── Supplied text ──
This parcel of land acquired is the land on which the buildings of Lagos University at Akoka now stand and it was acquired specifically for that public purpose ” the establishment of Lagos University.”

Pursuant to an order made by the court, each claimant filed his statement of interest in the land acquired and it turned out, from a close study of the schedule of claims filed by the applicants that the 14th claimant who is the appellant herein and the 16th claimant who is the 2nd respondent herein made conflicting claims to substantially the same parcel of land; more particularly the 16th claimant was claiming to be entitled to compensation in respect of 65.4 acres comprising parcel number 57 while the 14th claimant claimed to be entitled to compensation in respect of 70.598 acres comprising parcel number 82.

Apart from the interests of the 16th claimant/respondent, the interests of the other claimants did not conflict with the interests of the 14th claimant/appellant. The 14th claimant traced his root of title to the 1st Oloto and pleaded acts of ownership in paragraphs 2, 4, 5, 6, 8, 9 and 10 which read as follows:

‘2. The claimant avers that the land being claimed by him and edged blue in the Claims Plan formed portion of a large tract of land at Yaba East on the main land of Lagos which belonged to the Suenu Chieftancy family of Lagos.

  1. The claimant further avers that the Oloto Chieftaincy family gave absolutely over 200 years ago the large tracts of land consisting of the villages known as Igbari including the land within the present acquisition (area), Bada, Oke Ogbe, Akoka and Abebe to one Fayemi, a grand daughter of the 1st Chief Oloto, Chief Akinjufe and who was married to Orishadara, first Chief Suenu of Lagos for whom she begat Fasinro who later became a Chief Suenu of Lagos.
  2. The claimant also states that since the said grant the Suenu Chieftaincy family have been in uninterrupted continuous and peaceful possession of the said large tracts of land including land within the present acquisition exercising all rights of ownership thereon without let or hindrance from anyone.
  3. The claimant says that in exercise of their right of ownership of the said large piece of land, the Suenu Chieftaincy family have:

(i) several years ago let under customary law some portions thereof at Akoka, Bada, Oke Ogbe and Igbari Villages to some tenants who have built thereon and some of whom have lodged their claims in respect of their several holdings and buildings in the present acquisition.

(ii) Sold portions at

(a) Igbari village to Yesufu Ajayi under and by virtue of a Deed of Conveyance dated 11th January, 1916 and registered as No. 16 at page 48 in Vol. 100 of the Lagos Lands Registry.

(b) Akoka village to the Government of Nigeria under and by virtue of a Deed of Conveyance dated 19th January, 1957 and registered as No. 4 at page 4 in vol. 107 of the Lagos Lands Registry;

(iii) Many years ago started to demise portions at Igbari village to several tenants who have erected substantial buildings thereon;

(iv) In 1925 buried Chief Suenu Oyero I at Akoka Village.
───
── Dataset entries ──
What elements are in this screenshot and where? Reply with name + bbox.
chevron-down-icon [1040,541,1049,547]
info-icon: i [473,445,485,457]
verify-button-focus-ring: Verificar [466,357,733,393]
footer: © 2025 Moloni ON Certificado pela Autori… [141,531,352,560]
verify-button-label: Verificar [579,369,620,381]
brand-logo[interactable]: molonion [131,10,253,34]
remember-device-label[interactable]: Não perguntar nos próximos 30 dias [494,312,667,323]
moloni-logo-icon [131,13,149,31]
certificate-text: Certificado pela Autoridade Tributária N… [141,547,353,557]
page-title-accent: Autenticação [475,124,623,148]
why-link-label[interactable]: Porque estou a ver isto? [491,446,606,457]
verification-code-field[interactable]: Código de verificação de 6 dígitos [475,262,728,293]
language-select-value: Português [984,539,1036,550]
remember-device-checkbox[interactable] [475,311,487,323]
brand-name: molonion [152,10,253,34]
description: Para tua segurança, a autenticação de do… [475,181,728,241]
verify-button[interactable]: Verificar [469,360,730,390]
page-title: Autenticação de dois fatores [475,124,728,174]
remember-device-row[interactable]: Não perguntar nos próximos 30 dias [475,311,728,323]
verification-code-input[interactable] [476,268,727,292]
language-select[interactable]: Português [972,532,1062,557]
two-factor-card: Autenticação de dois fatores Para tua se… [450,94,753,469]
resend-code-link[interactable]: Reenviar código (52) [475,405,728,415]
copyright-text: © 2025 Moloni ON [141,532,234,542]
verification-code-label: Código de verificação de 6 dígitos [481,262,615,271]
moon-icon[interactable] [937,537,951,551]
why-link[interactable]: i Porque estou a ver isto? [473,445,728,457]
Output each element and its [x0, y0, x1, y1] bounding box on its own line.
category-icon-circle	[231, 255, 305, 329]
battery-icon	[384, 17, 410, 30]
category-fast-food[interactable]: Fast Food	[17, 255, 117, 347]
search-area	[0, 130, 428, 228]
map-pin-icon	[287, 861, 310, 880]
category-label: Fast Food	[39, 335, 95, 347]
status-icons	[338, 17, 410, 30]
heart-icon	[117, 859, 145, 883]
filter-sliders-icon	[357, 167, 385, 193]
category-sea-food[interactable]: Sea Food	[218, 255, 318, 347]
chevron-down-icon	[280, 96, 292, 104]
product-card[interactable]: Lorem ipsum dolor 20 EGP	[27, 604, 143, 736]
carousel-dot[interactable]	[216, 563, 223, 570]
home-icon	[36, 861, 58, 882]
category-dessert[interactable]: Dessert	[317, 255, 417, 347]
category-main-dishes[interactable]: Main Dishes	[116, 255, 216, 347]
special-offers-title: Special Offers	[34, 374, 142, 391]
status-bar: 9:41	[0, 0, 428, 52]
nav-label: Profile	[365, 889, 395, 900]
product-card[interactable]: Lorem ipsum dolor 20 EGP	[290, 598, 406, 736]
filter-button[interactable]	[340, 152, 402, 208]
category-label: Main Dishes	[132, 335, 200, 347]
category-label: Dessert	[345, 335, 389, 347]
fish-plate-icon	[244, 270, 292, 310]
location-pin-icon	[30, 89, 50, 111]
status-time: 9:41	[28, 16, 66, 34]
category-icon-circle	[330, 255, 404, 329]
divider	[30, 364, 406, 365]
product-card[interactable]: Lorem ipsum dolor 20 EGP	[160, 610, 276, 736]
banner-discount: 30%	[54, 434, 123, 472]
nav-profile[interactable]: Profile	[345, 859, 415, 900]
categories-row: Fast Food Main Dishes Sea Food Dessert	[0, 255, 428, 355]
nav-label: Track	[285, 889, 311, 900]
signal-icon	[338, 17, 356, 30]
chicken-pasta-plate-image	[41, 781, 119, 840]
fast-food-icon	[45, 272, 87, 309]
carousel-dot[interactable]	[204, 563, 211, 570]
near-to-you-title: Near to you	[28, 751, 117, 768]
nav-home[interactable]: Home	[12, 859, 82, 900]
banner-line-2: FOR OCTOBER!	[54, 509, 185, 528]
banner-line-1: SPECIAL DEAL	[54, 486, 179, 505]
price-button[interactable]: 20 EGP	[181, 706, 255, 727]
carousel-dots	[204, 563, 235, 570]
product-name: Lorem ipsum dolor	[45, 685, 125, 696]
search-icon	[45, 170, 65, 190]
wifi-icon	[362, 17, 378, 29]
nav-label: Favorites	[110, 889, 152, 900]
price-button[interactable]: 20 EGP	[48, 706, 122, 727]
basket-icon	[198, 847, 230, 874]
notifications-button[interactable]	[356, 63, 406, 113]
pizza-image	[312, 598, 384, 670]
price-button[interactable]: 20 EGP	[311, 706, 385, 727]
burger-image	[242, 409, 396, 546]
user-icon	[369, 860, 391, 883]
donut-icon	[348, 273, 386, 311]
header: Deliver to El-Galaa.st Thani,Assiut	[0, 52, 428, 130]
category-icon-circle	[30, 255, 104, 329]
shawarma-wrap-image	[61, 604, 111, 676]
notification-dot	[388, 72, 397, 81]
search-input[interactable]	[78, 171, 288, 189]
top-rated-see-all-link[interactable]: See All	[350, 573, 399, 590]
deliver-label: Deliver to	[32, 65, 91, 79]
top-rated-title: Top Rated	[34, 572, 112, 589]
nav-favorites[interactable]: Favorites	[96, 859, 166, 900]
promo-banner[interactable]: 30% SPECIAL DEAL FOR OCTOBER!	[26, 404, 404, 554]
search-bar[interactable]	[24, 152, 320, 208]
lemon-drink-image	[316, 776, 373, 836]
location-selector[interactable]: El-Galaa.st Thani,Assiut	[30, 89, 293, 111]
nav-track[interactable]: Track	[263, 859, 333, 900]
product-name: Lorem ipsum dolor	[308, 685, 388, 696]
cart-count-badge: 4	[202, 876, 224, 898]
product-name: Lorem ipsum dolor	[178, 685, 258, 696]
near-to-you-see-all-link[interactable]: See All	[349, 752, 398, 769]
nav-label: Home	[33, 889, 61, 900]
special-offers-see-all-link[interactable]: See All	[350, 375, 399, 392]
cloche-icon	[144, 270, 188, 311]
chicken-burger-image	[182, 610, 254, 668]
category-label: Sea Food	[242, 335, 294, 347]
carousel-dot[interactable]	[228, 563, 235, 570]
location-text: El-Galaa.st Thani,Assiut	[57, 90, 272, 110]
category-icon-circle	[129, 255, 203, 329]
───
■ **Work to be completed**
Answer these from the land-claim text:
1. How many acres did the 16th claimant claim, and under which parcel number?
2. To whom was a portion of Igbari village sold by the Deed of Conveyance dated 11th January, 1916?
3. Which chief was buried at Akoka Village in 1925?
Rely only on the land-claim text for what follows the records.

■ **Result for this task**
1. 65.4 acres, parcel number 57.
2. Yesufu Ajayi.
3. Chief Suenu Oyero I.